**Requirements**
Transcribe all of the data exactly. Omit the pictures.
++++++++++
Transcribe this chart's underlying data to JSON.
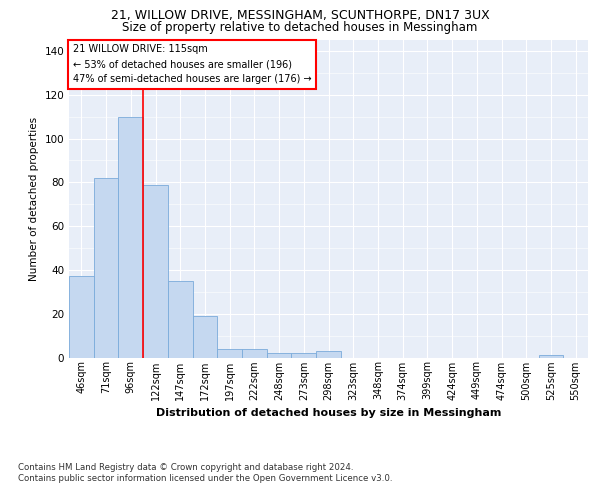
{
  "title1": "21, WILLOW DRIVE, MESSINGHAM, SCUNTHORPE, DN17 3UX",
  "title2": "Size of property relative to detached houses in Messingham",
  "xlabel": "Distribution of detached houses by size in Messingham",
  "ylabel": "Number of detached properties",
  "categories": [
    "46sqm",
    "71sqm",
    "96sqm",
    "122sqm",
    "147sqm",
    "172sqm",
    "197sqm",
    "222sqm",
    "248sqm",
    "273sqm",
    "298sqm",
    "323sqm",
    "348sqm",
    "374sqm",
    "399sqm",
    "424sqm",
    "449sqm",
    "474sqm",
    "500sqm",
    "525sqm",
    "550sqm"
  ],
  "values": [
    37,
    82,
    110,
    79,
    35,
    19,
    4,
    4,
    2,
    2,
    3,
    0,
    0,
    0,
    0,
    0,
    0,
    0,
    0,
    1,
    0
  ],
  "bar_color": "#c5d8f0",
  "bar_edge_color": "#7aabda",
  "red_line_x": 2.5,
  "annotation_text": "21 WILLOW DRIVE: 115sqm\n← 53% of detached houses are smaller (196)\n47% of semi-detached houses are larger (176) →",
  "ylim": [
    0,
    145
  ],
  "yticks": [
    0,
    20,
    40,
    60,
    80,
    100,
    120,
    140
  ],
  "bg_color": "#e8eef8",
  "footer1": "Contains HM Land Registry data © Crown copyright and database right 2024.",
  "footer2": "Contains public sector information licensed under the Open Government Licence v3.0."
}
++++++++++
**Exercise response**
Transcribe this chart's underlying data to JSON.
{
  "title1": "21, WILLOW DRIVE, MESSINGHAM, SCUNTHORPE, DN17 3UX",
  "title2": "Size of property relative to detached houses in Messingham",
  "xlabel": "Distribution of detached houses by size in Messingham",
  "ylabel": "Number of detached properties",
  "categories": [
    "46sqm",
    "71sqm",
    "96sqm",
    "122sqm",
    "147sqm",
    "172sqm",
    "197sqm",
    "222sqm",
    "248sqm",
    "273sqm",
    "298sqm",
    "323sqm",
    "348sqm",
    "374sqm",
    "399sqm",
    "424sqm",
    "449sqm",
    "474sqm",
    "500sqm",
    "525sqm",
    "550sqm"
  ],
  "values": [
    37,
    82,
    110,
    79,
    35,
    19,
    4,
    4,
    2,
    2,
    3,
    0,
    0,
    0,
    0,
    0,
    0,
    0,
    0,
    1,
    0
  ],
  "bar_color": "#c5d8f0",
  "bar_edge_color": "#7aabda",
  "red_line_x": 2.5,
  "annotation_text": "21 WILLOW DRIVE: 115sqm\n← 53% of detached houses are smaller (196)\n47% of semi-detached houses are larger (176) →",
  "ylim": [
    0,
    145
  ],
  "yticks": [
    0,
    20,
    40,
    60,
    80,
    100,
    120,
    140
  ],
  "bg_color": "#e8eef8",
  "footer1": "Contains HM Land Registry data © Crown copyright and database right 2024.",
  "footer2": "Contains public sector information licensed under the Open Government Licence v3.0."
}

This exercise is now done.